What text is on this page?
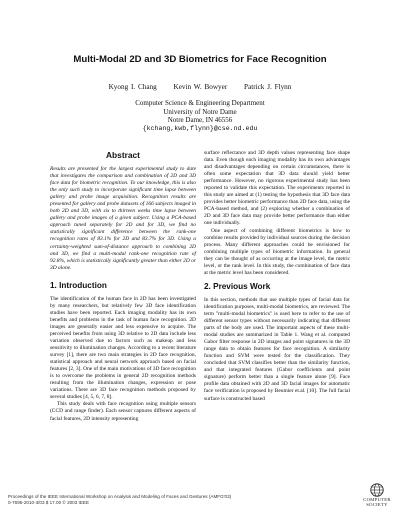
Multi-Modal 2D and 3D Biometrics for Face Recognition
Kyong I. Chang Kevin W. Bowyer Patrick J. Flynn
Computer Science & Engineering Department
University of Notre Dame
Notre Dame, IN 46556
{kchang,kwb,flynn}@cse.nd.edu
Abstract

Results are presented for the largest experimental study to date that investigates the comparison and combination of 2D and 3D face data for biometric recognition. To our knowledge, this is also the only such study to incorporate significant time lapse between gallery and probe image acquisition. Recognition results are presented for gallery and probe datasets of 166 subjects imaged in both 2D and 3D, with six to thirteen weeks time lapse between gallery and probe images of a given subject. Using a PCA-based approach tuned separately for 2D and for 3D, we find no statistically significant difference between the rank-one recognition rates of 83.1% for 2D and 83.7% for 3D. Using a certainty-weighted sum-of-distance approach to combining 2D and 3D, we find a multi-modal rank-one recognition rate of 92.8%, which is statistically significantly greater than either 2D or 3D alone.

1. Introduction

The identification of the human face in 2D has been investigated by many researchers, but relatively few 3D face identification studies have been reported. Each imaging modality has its own benefits and problems in the task of human face recognition. 2D images are generally easier and less expensive to acquire. The perceived benefits from using 3D relative to 2D data include less variation observed due to factors such as makeup and less sensitivity to illumination changes. According to a recent literature survey [1], there are two main strategies in 2D face recognition, statistical approach and neural network approach based on facial features [2, 3]. One of the main motivations of 3D face recognition is to overcome the problems in general 2D recognition methods resulting from the illumination changes, expression or pose variations. There are 3D face recognition methods proposed by several studies [4, 5, 6, 7, 8].

This study deals with face recognition using multiple sensors (CCD and range finder). Each sensor captures different aspects of facial features, 2D intensity representing

surface reflectance and 3D depth values representing face shape data. Even though each imaging modality has its own advantages and disadvantages depending on certain circumstances, there is often some expectation that 3D data should yield better performance. However, no rigorous experimental study has been reported to validate this expectation. The experiments reported in this study are aimed at (1) testing the hypothesis that 3D face data provides better biometric performance than 2D face data, using the PCA-based method, and (2) exploring whether a combination of 2D and 3D face data may provide better performance than either one individually.

One aspect of combining different biometrics is how to combine results provided by individual sources during the decision process. Many different approaches could be envisioned for combining multiple types of biometric information. In general they can be thought of as occurring at the image level, the metric level, or the rank level. In this study, the combination of face data at the metric level has been considered.

2. Previous Work

In this section, methods that use multiple types of facial data for identification purposes, multi-modal biometrics, are reviewed. The term "multi-modal biometrics" is used here to refer to the use of different sensor types without necessarily indicating that different parts of the body are used. The important aspects of these multi-modal studies are summarized in Table 1. Wang et al. computed Gabor filter response in 2D images and point signatures in the 3D range data to obtain features for face recognition. A similarity function and SVM were tested for the classification. They concluded that SVM classifies better than the similarity function, and that integrated features (Gabor coefficients and point signature) perform better than a single feature alone [9]. Face profile data obtained with 2D and 3D facial images for automatic face verification is proposed by Beumier et.al. [10]. The full facial surface is constructed based

Proceedings of the IEEE International Workshop on Analysis and Modeling of Faces and Gestures (AMFG'03)
0-7695-2010-3/03 $ 17.00 © 2003 IEEE
COMPUTER
SOCIETY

==========

§ **Task instructions**
Each record above should be copied character for character, with pictures dropped.

§ **The reply**
What text is on this page?
Multi-Modal 2D and 3D Biometrics for Face Recognition
Kyong I. Chang Kevin W. Bowyer Patrick J. Flynn
Computer Science & Engineering Department
University of Notre Dame
Notre Dame, IN 46556
{kchang,kwb,flynn}@cse.nd.edu
Abstract

Results are presented for the largest experimental study to date that investigates the comparison and combination of 2D and 3D face data for biometric recognition. To our knowledge, this is also the only such study to incorporate significant time lapse between gallery and probe image acquisition. Recognition results are presented for gallery and probe datasets of 166 subjects imaged in both 2D and 3D, with six to thirteen weeks time lapse between gallery and probe images of a given subject. Using a PCA-based approach tuned separately for 2D and for 3D, we find no statistically significant difference between the rank-one recognition rates of 83.1% for 2D and 83.7% for 3D. Using a certainty-weighted sum-of-distance approach to combining 2D and 3D, we find a multi-modal rank-one recognition rate of 92.8%, which is statistically significantly greater than either 2D or 3D alone.

1. Introduction

The identification of the human face in 2D has been investigated by many researchers, but relatively few 3D face identification studies have been reported. Each imaging modality has its own benefits and problems in the task of human face recognition. 2D images are generally easier and less expensive to acquire. The perceived benefits from using 3D relative to 2D data include less variation observed due to factors such as makeup and less sensitivity to illumination changes. According to a recent literature survey [1], there are two main strategies in 2D face recognition, statistical approach and neural network approach based on facial features [2, 3]. One of the main motivations of 3D face recognition is to overcome the problems in general 2D recognition methods resulting from the illumination changes, expression or pose variations. There are 3D face recognition methods proposed by several studies [4, 5, 6, 7, 8].

This study deals with face recognition using multiple sensors (CCD and range finder). Each sensor captures different aspects of facial features, 2D intensity representing

surface reflectance and 3D depth values representing face shape data. Even though each imaging modality has its own advantages and disadvantages depending on certain circumstances, there is often some expectation that 3D data should yield better performance. However, no rigorous experimental study has been reported to validate this expectation. The experiments reported in this study are aimed at (1) testing the hypothesis that 3D face data provides better biometric performance than 2D face data, using the PCA-based method, and (2) exploring whether a combination of 2D and 3D face data may provide better performance than either one individually.

One aspect of combining different biometrics is how to combine results provided by individual sources during the decision process. Many different approaches could be envisioned for combining multiple types of biometric information. In general they can be thought of as occurring at the image level, the metric level, or the rank level. In this study, the combination of face data at the metric level has been considered.

2. Previous Work

In this section, methods that use multiple types of facial data for identification purposes, multi-modal biometrics, are reviewed. The term "multi-modal biometrics" is used here to refer to the use of different sensor types without necessarily indicating that different parts of the body are used. The important aspects of these multi-modal studies are summarized in Table 1. Wang et al. computed Gabor filter response in 2D images and point signatures in the 3D range data to obtain features for face recognition. A similarity function and SVM were tested for the classification. They concluded that SVM classifies better than the similarity function, and that integrated features (Gabor coefficients and point signature) perform better than a single feature alone [9]. Face profile data obtained with 2D and 3D facial images for automatic face verification is proposed by Beumier et.al. [10]. The full facial surface is constructed based

Proceedings of the IEEE International Workshop on Analysis and Modeling of Faces and Gestures (AMFG'03)
0-7695-2010-3/03 $ 17.00 © 2003 IEEE
COMPUTER
SOCIETY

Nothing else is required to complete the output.